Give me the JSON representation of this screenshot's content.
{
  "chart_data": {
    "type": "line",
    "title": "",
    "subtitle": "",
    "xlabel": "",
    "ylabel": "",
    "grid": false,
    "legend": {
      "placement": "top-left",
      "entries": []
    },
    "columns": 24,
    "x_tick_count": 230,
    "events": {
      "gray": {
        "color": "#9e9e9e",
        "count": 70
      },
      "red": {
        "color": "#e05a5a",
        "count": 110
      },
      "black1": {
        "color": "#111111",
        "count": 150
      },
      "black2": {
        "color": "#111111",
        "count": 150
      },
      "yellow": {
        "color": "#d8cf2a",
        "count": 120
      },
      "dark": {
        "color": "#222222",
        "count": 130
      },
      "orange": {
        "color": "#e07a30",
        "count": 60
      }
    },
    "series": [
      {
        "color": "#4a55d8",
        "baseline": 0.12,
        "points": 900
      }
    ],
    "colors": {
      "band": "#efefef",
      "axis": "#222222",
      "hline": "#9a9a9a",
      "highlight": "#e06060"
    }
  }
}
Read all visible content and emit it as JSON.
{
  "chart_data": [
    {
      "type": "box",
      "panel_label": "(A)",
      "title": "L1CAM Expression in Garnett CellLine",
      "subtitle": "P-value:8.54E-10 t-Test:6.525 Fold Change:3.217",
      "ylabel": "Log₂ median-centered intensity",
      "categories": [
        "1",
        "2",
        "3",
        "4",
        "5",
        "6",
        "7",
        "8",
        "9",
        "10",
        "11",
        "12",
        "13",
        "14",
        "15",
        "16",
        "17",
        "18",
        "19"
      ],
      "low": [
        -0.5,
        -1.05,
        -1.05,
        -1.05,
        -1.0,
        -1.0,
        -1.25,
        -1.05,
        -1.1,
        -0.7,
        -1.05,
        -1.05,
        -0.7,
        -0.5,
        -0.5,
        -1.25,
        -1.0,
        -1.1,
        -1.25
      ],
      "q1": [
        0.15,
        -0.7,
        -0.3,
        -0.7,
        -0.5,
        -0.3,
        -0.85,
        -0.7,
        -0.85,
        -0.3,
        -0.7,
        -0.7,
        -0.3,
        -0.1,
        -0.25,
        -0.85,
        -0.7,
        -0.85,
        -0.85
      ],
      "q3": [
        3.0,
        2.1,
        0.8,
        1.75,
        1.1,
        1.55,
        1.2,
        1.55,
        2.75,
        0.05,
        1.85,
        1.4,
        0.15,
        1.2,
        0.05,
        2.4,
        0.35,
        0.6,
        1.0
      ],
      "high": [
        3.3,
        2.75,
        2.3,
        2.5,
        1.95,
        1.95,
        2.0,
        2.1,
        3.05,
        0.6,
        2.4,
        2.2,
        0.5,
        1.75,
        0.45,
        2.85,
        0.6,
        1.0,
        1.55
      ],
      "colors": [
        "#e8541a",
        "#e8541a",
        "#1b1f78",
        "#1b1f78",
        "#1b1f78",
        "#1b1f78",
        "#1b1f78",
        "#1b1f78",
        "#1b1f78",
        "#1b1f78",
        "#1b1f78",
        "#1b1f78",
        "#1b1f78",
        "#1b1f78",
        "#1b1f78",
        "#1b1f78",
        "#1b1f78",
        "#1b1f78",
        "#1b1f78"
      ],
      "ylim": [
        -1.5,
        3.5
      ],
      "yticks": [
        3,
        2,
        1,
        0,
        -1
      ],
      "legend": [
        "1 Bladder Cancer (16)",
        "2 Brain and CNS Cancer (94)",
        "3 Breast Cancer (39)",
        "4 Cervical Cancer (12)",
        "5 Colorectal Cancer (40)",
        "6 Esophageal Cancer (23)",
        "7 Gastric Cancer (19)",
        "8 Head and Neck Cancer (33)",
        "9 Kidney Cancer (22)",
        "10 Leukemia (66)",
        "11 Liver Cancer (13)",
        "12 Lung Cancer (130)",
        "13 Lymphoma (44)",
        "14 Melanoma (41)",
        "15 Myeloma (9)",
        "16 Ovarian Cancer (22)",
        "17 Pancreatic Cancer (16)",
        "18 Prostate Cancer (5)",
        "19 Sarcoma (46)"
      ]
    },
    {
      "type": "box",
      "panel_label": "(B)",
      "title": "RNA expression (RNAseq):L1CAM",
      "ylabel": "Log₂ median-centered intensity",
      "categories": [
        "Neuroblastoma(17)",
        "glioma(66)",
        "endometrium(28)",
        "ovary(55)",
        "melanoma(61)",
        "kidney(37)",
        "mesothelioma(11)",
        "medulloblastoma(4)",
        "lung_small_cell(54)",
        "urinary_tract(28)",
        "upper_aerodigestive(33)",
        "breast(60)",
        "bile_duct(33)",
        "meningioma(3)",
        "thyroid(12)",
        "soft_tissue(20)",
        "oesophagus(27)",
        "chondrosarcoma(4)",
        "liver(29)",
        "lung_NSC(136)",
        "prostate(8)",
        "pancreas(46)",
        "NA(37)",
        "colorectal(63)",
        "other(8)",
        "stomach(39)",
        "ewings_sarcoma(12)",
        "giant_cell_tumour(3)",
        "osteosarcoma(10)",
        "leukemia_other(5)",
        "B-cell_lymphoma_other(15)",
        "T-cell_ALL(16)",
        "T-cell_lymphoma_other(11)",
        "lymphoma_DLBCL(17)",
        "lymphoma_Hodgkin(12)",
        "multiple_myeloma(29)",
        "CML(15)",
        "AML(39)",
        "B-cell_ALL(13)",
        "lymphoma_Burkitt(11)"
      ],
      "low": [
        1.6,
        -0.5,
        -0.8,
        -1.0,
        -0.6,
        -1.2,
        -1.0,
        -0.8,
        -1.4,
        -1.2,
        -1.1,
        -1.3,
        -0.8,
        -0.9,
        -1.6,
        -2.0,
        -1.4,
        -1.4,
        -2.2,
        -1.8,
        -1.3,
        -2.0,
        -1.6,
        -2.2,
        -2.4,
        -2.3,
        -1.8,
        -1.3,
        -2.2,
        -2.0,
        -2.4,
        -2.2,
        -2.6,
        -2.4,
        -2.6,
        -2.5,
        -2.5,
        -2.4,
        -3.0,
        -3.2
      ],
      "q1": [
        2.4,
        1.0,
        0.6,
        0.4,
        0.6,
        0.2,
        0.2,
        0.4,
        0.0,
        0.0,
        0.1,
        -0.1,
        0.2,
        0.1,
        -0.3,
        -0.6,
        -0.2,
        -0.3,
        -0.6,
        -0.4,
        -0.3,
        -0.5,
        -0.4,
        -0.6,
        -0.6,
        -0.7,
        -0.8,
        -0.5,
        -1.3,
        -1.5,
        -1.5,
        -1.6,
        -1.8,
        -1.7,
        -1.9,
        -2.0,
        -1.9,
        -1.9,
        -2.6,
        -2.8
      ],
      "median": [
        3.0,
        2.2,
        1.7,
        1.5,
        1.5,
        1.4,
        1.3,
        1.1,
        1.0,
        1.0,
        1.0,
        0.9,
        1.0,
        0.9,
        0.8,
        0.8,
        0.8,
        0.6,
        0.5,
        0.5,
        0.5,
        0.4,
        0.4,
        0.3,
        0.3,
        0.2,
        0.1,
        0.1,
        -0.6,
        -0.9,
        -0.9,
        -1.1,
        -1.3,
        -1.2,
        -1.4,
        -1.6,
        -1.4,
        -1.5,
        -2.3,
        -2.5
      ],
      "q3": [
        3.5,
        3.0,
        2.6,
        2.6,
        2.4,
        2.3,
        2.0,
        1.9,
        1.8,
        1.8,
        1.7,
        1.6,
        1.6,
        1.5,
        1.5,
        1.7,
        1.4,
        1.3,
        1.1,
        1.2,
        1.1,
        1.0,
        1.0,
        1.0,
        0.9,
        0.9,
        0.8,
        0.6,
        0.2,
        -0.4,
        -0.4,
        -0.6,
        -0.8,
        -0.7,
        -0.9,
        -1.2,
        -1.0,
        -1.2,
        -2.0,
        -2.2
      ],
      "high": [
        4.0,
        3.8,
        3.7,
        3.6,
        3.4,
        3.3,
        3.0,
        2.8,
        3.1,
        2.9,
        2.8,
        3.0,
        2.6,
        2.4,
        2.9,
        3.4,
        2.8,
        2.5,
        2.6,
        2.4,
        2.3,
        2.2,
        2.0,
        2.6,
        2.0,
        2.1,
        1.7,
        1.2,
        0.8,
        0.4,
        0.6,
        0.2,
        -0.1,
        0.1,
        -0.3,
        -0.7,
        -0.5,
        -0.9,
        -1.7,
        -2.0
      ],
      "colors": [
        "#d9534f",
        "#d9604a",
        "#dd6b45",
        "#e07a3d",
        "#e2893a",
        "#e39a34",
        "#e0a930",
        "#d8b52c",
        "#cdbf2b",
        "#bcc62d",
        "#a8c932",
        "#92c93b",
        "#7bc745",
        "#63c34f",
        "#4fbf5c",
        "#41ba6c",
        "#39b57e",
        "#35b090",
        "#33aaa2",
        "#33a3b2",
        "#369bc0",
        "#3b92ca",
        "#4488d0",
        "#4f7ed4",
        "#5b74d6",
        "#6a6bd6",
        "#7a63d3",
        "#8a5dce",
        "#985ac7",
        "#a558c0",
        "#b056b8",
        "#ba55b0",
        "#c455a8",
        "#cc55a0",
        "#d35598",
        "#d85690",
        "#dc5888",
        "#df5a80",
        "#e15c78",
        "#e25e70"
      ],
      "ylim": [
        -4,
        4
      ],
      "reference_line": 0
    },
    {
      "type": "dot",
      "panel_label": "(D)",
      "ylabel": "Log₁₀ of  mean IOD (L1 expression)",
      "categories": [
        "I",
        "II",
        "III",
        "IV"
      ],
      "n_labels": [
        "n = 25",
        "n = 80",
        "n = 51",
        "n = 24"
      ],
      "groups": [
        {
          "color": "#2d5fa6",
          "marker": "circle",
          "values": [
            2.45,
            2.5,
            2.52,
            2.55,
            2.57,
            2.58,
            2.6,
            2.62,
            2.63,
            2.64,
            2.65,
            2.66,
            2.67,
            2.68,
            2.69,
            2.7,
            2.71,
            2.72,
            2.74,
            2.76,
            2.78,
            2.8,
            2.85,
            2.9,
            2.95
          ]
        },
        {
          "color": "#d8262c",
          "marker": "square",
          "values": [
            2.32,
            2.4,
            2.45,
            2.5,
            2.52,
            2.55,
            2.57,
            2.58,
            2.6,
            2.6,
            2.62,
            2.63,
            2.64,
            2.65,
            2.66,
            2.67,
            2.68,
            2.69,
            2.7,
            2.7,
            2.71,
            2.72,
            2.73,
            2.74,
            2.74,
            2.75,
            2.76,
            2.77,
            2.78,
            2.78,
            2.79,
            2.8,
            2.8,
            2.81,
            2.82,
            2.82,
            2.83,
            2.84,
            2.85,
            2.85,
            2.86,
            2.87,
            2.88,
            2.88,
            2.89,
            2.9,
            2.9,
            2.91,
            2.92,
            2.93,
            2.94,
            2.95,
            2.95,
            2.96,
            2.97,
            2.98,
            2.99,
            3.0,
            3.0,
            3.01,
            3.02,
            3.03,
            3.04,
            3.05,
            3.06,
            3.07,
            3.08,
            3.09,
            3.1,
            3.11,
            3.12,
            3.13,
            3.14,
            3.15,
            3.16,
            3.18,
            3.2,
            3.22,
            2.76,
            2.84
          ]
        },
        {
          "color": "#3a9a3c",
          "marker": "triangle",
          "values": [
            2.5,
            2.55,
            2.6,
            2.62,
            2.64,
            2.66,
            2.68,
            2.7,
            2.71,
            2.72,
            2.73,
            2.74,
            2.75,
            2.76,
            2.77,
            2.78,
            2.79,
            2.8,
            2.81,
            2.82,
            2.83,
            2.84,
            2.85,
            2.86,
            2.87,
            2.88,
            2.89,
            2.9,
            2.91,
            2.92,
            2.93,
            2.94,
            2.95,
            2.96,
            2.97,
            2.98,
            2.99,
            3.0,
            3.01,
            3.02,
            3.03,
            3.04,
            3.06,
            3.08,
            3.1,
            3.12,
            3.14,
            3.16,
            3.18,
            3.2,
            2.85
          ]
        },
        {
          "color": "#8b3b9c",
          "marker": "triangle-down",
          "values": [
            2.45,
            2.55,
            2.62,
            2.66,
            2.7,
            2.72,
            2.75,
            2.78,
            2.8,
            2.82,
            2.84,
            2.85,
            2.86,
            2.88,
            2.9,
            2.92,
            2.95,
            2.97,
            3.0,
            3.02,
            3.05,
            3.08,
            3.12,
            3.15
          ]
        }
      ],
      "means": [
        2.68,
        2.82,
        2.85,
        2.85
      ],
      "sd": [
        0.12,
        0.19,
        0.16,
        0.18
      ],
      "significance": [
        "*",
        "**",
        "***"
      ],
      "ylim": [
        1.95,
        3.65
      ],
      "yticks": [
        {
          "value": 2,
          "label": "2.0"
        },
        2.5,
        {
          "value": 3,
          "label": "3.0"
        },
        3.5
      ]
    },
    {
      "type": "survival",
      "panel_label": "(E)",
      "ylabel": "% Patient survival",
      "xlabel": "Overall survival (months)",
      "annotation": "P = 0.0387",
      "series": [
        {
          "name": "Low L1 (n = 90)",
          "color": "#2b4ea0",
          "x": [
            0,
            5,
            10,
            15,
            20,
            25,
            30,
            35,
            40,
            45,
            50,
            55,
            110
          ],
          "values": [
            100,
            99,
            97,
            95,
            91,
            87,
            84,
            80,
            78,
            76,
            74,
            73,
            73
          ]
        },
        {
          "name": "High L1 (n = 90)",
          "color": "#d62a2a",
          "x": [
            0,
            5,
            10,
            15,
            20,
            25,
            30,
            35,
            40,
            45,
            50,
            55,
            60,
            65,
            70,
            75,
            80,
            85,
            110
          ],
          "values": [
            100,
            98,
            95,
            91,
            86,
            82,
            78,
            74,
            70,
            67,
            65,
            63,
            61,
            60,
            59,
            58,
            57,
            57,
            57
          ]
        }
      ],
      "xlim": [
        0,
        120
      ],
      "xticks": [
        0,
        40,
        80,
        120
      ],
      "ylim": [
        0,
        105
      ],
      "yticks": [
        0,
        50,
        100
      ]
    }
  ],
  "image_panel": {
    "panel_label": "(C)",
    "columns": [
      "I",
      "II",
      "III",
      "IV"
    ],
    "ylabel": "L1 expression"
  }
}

§

Look for the word "marker" in every line of the listing and copy the lines that have it.

          "marker": "circle",
          "marker": "square",
          "marker": "triangle",
          "marker": "triangle-down",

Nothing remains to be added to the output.